* start The data *

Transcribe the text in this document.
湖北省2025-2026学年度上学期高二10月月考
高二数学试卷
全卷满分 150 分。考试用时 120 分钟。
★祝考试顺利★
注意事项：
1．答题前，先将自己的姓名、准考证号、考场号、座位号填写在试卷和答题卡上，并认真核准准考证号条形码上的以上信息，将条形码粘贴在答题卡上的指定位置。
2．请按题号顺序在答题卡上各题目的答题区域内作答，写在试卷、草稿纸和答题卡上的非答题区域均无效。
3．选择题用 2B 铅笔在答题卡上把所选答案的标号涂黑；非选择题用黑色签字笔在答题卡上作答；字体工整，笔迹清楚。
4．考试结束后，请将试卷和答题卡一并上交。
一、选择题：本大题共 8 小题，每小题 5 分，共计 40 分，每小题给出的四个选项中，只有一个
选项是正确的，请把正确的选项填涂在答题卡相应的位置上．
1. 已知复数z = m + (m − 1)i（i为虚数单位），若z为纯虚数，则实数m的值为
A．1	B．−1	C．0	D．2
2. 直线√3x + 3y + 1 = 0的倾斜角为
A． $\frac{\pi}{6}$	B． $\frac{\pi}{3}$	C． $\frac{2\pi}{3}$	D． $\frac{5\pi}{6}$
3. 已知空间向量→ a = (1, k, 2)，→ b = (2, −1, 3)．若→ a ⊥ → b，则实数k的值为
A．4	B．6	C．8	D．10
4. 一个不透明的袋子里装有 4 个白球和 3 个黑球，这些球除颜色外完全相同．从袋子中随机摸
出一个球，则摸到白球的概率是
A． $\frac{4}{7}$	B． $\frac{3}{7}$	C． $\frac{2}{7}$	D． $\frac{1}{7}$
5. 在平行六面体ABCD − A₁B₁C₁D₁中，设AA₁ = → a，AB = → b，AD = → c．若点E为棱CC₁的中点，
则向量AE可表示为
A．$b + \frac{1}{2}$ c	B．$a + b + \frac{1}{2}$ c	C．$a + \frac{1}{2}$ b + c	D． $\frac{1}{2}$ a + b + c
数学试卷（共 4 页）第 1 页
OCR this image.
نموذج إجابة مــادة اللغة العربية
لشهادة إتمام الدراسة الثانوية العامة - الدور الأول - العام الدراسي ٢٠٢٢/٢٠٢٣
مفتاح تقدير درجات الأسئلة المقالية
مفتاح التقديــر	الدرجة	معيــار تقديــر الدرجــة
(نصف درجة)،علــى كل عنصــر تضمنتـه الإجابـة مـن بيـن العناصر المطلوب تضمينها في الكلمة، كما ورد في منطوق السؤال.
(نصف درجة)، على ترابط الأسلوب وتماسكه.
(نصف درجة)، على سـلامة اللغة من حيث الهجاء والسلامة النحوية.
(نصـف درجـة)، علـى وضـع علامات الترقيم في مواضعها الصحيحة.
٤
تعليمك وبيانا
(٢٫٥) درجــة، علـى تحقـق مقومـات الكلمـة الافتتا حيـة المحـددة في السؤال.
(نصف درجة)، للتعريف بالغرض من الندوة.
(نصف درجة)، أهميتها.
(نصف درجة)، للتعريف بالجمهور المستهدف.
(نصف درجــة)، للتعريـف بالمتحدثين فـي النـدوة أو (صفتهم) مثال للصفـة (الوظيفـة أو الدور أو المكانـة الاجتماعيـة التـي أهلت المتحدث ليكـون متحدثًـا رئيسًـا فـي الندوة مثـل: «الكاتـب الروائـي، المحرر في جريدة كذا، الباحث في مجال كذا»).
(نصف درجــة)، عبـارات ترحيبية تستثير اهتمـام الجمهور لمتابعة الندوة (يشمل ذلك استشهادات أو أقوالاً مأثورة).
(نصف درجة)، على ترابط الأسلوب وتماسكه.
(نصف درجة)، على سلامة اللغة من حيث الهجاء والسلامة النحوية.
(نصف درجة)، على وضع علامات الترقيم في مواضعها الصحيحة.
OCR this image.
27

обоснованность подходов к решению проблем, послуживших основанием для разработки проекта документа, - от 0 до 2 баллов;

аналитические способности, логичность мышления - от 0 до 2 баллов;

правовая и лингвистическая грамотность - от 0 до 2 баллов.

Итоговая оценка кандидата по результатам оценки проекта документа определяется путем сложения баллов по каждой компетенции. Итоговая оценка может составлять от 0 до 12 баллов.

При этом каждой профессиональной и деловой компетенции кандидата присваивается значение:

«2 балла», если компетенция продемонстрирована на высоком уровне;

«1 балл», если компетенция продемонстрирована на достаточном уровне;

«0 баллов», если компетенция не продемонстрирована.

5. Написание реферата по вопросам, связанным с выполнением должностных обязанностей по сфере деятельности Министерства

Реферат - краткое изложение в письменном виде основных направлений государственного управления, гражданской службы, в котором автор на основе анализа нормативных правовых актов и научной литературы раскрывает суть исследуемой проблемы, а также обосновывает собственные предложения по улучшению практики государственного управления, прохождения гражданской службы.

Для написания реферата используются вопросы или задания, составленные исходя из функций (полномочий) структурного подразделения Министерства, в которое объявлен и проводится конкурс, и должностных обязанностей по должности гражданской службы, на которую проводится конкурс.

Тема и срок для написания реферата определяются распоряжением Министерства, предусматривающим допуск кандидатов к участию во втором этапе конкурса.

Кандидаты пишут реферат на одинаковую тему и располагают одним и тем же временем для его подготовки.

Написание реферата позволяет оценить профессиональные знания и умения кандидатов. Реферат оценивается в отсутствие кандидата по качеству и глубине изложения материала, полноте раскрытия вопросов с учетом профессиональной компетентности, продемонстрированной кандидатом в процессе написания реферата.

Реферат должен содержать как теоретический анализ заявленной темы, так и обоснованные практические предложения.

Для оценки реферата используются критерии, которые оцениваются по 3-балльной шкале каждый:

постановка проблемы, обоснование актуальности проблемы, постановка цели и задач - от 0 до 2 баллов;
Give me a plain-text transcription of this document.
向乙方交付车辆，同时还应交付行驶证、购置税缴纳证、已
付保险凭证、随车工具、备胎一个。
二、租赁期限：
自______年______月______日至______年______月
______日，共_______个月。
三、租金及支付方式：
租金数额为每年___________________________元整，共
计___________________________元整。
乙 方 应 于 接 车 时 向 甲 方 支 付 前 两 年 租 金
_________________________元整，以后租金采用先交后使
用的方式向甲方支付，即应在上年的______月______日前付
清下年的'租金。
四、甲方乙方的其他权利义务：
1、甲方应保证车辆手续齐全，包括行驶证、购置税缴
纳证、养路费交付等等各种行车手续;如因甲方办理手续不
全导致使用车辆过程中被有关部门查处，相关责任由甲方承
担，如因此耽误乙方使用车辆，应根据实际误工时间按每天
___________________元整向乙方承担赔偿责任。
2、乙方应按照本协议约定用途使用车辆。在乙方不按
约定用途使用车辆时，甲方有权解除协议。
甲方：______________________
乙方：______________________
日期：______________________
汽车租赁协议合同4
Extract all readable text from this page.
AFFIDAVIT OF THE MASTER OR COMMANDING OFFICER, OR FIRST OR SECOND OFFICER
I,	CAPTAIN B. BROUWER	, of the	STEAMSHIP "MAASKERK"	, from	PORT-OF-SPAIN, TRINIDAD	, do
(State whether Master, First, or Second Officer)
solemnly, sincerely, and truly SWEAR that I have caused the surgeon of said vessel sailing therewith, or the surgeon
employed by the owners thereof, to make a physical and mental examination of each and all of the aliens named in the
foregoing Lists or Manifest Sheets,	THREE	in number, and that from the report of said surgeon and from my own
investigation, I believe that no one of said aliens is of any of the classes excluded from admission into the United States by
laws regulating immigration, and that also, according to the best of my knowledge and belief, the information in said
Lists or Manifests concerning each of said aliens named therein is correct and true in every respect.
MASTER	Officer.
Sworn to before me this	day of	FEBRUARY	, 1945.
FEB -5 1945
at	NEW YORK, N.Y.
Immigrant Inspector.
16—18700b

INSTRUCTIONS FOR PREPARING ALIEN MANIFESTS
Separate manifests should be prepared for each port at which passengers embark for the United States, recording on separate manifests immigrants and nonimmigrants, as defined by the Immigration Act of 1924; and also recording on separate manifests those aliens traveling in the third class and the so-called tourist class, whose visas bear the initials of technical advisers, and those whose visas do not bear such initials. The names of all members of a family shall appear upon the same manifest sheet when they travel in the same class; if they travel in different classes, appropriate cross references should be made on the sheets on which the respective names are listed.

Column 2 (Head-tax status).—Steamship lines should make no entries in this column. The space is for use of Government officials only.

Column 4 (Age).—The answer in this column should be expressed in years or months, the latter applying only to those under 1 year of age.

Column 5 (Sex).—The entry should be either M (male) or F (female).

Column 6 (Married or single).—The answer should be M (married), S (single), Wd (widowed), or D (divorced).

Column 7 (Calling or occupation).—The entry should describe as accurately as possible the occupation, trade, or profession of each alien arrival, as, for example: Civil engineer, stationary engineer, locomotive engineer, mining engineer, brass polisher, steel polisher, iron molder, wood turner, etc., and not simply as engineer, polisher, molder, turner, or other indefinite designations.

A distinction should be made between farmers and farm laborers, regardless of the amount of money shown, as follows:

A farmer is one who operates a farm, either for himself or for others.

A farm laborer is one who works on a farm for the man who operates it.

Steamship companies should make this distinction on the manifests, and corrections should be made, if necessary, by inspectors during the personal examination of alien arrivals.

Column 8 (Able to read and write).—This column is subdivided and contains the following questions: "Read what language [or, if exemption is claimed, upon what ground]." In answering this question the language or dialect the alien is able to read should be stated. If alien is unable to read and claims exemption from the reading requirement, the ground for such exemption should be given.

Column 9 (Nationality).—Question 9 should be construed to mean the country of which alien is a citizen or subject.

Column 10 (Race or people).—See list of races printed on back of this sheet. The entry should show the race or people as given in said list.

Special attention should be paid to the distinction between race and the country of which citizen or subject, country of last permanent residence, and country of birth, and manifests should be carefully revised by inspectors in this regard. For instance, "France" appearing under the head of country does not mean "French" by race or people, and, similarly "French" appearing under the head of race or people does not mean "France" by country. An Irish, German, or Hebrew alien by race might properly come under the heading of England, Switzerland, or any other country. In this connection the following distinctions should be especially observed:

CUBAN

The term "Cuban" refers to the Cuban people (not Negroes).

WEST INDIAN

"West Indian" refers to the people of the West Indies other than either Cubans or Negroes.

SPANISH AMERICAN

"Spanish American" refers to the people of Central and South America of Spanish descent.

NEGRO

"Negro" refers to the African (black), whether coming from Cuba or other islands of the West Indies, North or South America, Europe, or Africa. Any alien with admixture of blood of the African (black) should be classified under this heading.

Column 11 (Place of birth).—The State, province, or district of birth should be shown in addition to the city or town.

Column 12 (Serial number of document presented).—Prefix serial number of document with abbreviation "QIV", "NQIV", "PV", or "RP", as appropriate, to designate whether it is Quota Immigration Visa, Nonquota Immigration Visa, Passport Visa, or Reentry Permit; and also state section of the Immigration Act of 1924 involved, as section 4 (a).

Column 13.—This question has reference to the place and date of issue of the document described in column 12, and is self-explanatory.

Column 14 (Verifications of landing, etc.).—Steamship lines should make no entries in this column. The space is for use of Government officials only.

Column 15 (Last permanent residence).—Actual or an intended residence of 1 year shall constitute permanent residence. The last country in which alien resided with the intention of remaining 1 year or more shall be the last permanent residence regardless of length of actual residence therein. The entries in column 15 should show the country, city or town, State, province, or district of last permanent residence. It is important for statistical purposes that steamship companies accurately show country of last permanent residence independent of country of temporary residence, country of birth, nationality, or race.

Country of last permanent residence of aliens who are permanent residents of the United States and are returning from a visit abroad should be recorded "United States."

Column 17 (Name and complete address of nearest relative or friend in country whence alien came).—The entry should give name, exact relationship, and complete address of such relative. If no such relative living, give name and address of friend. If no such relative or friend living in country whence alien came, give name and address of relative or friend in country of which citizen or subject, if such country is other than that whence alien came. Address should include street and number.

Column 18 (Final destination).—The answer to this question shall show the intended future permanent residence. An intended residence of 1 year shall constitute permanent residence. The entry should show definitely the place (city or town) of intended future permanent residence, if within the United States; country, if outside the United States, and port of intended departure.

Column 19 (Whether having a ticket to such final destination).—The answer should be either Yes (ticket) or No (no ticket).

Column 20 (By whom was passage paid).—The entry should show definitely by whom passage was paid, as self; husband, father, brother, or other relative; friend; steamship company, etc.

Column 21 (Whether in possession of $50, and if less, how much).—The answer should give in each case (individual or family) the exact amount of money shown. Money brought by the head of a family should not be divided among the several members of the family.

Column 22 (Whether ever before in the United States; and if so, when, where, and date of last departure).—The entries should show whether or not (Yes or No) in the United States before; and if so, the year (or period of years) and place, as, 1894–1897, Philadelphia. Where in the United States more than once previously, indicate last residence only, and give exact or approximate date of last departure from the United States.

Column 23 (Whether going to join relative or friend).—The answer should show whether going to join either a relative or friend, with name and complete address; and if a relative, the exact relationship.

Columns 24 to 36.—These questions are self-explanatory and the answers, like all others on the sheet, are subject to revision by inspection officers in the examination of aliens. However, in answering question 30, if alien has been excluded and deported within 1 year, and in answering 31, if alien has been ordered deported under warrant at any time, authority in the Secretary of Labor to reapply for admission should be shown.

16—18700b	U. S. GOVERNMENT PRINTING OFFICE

* end The data *

**Job:** Only a number is wanted: how many lines above include "проблемы"?

**Output:** 2